* The data:
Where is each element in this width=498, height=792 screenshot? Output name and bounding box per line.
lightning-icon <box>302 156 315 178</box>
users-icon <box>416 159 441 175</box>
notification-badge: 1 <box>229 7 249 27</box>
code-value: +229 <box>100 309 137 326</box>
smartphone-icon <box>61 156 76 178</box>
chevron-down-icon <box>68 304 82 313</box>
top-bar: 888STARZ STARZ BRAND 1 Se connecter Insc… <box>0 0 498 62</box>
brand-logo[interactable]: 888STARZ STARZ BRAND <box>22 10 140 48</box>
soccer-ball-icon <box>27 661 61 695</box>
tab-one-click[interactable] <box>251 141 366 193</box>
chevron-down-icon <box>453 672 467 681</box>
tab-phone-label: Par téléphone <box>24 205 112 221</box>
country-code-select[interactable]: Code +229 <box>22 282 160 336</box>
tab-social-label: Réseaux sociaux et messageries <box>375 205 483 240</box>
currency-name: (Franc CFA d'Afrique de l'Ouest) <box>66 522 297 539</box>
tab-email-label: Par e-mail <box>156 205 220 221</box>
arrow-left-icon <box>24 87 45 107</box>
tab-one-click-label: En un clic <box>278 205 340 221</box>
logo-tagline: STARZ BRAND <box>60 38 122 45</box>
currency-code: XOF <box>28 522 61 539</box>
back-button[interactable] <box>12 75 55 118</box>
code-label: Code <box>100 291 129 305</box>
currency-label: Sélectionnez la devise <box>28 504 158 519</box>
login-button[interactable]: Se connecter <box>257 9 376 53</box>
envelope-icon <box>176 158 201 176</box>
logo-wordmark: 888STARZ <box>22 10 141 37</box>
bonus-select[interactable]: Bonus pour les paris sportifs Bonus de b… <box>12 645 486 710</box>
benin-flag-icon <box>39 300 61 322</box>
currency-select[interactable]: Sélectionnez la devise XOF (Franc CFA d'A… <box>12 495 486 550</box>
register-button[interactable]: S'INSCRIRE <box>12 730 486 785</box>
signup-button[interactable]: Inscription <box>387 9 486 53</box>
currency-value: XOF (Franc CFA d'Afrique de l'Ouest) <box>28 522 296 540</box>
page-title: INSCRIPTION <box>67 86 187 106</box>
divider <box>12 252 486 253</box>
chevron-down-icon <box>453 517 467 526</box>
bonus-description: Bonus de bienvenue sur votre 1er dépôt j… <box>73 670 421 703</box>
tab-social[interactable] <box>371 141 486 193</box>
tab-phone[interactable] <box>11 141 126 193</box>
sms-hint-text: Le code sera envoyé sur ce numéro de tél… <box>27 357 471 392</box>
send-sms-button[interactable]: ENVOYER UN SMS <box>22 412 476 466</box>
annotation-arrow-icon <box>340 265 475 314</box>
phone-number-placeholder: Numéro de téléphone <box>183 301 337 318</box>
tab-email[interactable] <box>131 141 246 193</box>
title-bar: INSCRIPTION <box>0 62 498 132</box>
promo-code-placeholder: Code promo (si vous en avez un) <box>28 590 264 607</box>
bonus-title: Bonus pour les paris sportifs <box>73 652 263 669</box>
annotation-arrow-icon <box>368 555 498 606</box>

* What to do:
Please copy out all of the rows above word for word, one line each, with nothing changed.

* Written answer:
Where is each element in this width=498, height=792 screenshot? Output name and bounding box per line.
lightning-icon <box>302 156 315 178</box>
users-icon <box>416 159 441 175</box>
notification-badge: 1 <box>229 7 249 27</box>
code-value: +229 <box>100 309 137 326</box>
smartphone-icon <box>61 156 76 178</box>
chevron-down-icon <box>68 304 82 313</box>
top-bar: 888STARZ STARZ BRAND 1 Se connecter Insc… <box>0 0 498 62</box>
brand-logo[interactable]: 888STARZ STARZ BRAND <box>22 10 140 48</box>
soccer-ball-icon <box>27 661 61 695</box>
tab-one-click[interactable] <box>251 141 366 193</box>
chevron-down-icon <box>453 672 467 681</box>
tab-phone-label: Par téléphone <box>24 205 112 221</box>
country-code-select[interactable]: Code +229 <box>22 282 160 336</box>
tab-social-label: Réseaux sociaux et messageries <box>375 205 483 240</box>
currency-name: (Franc CFA d'Afrique de l'Ouest) <box>66 522 297 539</box>
tab-email-label: Par e-mail <box>156 205 220 221</box>
arrow-left-icon <box>24 87 45 107</box>
tab-one-click-label: En un clic <box>278 205 340 221</box>
logo-tagline: STARZ BRAND <box>60 38 122 45</box>
currency-code: XOF <box>28 522 61 539</box>
back-button[interactable] <box>12 75 55 118</box>
code-label: Code <box>100 291 129 305</box>
currency-label: Sélectionnez la devise <box>28 504 158 519</box>
login-button[interactable]: Se connecter <box>257 9 376 53</box>
envelope-icon <box>176 158 201 176</box>
logo-wordmark: 888STARZ <box>22 10 141 37</box>
bonus-select[interactable]: Bonus pour les paris sportifs Bonus de b… <box>12 645 486 710</box>
benin-flag-icon <box>39 300 61 322</box>
currency-select[interactable]: Sélectionnez la devise XOF (Franc CFA d'A… <box>12 495 486 550</box>
register-button[interactable]: S'INSCRIRE <box>12 730 486 785</box>
signup-button[interactable]: Inscription <box>387 9 486 53</box>
currency-value: XOF (Franc CFA d'Afrique de l'Ouest) <box>28 522 296 540</box>
page-title: INSCRIPTION <box>67 86 187 106</box>
divider <box>12 252 486 253</box>
chevron-down-icon <box>453 517 467 526</box>
bonus-description: Bonus de bienvenue sur votre 1er dépôt j… <box>73 670 421 703</box>
tab-social[interactable] <box>371 141 486 193</box>
tab-phone[interactable] <box>11 141 126 193</box>
sms-hint-text: Le code sera envoyé sur ce numéro de tél… <box>27 357 471 392</box>
send-sms-button[interactable]: ENVOYER UN SMS <box>22 412 476 466</box>
annotation-arrow-icon <box>340 265 475 314</box>
phone-number-placeholder: Numéro de téléphone <box>183 301 337 318</box>
tab-email[interactable] <box>131 141 246 193</box>
title-bar: INSCRIPTION <box>0 62 498 132</box>
promo-code-placeholder: Code promo (si vous en avez un) <box>28 590 264 607</box>
bonus-title: Bonus pour les paris sportifs <box>73 652 263 669</box>
annotation-arrow-icon <box>368 555 498 606</box>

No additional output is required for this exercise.